> _Stored items_:
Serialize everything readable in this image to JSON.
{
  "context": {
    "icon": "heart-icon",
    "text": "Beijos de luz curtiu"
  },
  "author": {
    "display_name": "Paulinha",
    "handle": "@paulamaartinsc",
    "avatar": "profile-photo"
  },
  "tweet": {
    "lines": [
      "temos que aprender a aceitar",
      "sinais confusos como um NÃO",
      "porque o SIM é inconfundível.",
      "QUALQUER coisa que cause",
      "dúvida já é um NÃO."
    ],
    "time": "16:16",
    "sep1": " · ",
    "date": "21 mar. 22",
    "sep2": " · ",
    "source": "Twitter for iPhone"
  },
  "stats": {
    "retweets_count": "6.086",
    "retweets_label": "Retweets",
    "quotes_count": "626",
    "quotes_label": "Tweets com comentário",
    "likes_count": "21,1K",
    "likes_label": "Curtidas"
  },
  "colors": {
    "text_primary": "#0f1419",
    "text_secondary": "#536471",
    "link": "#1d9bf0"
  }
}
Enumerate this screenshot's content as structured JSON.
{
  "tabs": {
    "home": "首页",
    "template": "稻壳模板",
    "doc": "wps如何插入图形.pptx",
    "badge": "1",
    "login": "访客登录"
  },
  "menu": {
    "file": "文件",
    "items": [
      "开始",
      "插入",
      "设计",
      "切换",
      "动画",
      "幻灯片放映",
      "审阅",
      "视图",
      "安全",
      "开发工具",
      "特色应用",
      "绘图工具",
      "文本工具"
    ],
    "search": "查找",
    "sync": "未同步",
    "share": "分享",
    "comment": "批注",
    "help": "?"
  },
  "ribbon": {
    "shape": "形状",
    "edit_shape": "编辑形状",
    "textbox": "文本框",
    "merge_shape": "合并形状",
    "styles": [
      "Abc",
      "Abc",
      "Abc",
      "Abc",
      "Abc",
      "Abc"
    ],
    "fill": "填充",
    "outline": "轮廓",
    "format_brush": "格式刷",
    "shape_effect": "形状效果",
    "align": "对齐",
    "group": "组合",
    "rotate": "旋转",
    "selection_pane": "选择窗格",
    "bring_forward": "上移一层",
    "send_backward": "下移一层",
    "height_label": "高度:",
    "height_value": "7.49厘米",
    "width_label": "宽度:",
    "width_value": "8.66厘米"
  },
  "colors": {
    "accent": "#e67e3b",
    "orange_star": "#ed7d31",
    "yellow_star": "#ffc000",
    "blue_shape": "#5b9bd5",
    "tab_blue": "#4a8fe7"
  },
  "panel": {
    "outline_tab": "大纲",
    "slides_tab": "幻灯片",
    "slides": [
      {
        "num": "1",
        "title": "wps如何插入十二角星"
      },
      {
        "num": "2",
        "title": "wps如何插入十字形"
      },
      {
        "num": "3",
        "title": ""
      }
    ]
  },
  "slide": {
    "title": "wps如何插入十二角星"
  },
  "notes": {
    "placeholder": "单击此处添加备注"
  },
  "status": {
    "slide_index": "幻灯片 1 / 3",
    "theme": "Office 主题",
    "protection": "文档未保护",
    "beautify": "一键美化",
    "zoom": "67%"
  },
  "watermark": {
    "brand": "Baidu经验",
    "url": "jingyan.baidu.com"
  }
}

> _TASK TO COMPLETE_: Copy out all of the records shown above exactly.

> _FULL RESPONSE_:
Serialize everything readable in this image to JSON.
{
  "context": {
    "icon": "heart-icon",
    "text": "Beijos de luz curtiu"
  },
  "author": {
    "display_name": "Paulinha",
    "handle": "@paulamaartinsc",
    "avatar": "profile-photo"
  },
  "tweet": {
    "lines": [
      "temos que aprender a aceitar",
      "sinais confusos como um NÃO",
      "porque o SIM é inconfundível.",
      "QUALQUER coisa que cause",
      "dúvida já é um NÃO."
    ],
    "time": "16:16",
    "sep1": " · ",
    "date": "21 mar. 22",
    "sep2": " · ",
    "source": "Twitter for iPhone"
  },
  "stats": {
    "retweets_count": "6.086",
    "retweets_label": "Retweets",
    "quotes_count": "626",
    "quotes_label": "Tweets com comentário",
    "likes_count": "21,1K",
    "likes_label": "Curtidas"
  },
  "colors": {
    "text_primary": "#0f1419",
    "text_secondary": "#536471",
    "link": "#1d9bf0"
  }
}
Enumerate this screenshot's content as structured JSON.
{
  "tabs": {
    "home": "首页",
    "template": "稻壳模板",
    "doc": "wps如何插入图形.pptx",
    "badge": "1",
    "login": "访客登录"
  },
  "menu": {
    "file": "文件",
    "items": [
      "开始",
      "插入",
      "设计",
      "切换",
      "动画",
      "幻灯片放映",
      "审阅",
      "视图",
      "安全",
      "开发工具",
      "特色应用",
      "绘图工具",
      "文本工具"
    ],
    "search": "查找",
    "sync": "未同步",
    "share": "分享",
    "comment": "批注",
    "help": "?"
  },
  "ribbon": {
    "shape": "形状",
    "edit_shape": "编辑形状",
    "textbox": "文本框",
    "merge_shape": "合并形状",
    "styles": [
      "Abc",
      "Abc",
      "Abc",
      "Abc",
      "Abc",
      "Abc"
    ],
    "fill": "填充",
    "outline": "轮廓",
    "format_brush": "格式刷",
    "shape_effect": "形状效果",
    "align": "对齐",
    "group": "组合",
    "rotate": "旋转",
    "selection_pane": "选择窗格",
    "bring_forward": "上移一层",
    "send_backward": "下移一层",
    "height_label": "高度:",
    "height_value": "7.49厘米",
    "width_label": "宽度:",
    "width_value": "8.66厘米"
  },
  "colors": {
    "accent": "#e67e3b",
    "orange_star": "#ed7d31",
    "yellow_star": "#ffc000",
    "blue_shape": "#5b9bd5",
    "tab_blue": "#4a8fe7"
  },
  "panel": {
    "outline_tab": "大纲",
    "slides_tab": "幻灯片",
    "slides": [
      {
        "num": "1",
        "title": "wps如何插入十二角星"
      },
      {
        "num": "2",
        "title": "wps如何插入十字形"
      },
      {
        "num": "3",
        "title": ""
      }
    ]
  },
  "slide": {
    "title": "wps如何插入十二角星"
  },
  "notes": {
    "placeholder": "单击此处添加备注"
  },
  "status": {
    "slide_index": "幻灯片 1 / 3",
    "theme": "Office 主题",
    "protection": "文档未保护",
    "beautify": "一键美化",
    "zoom": "67%"
  },
  "watermark": {
    "brand": "Baidu经验",
    "url": "jingyan.baidu.com"
  }
}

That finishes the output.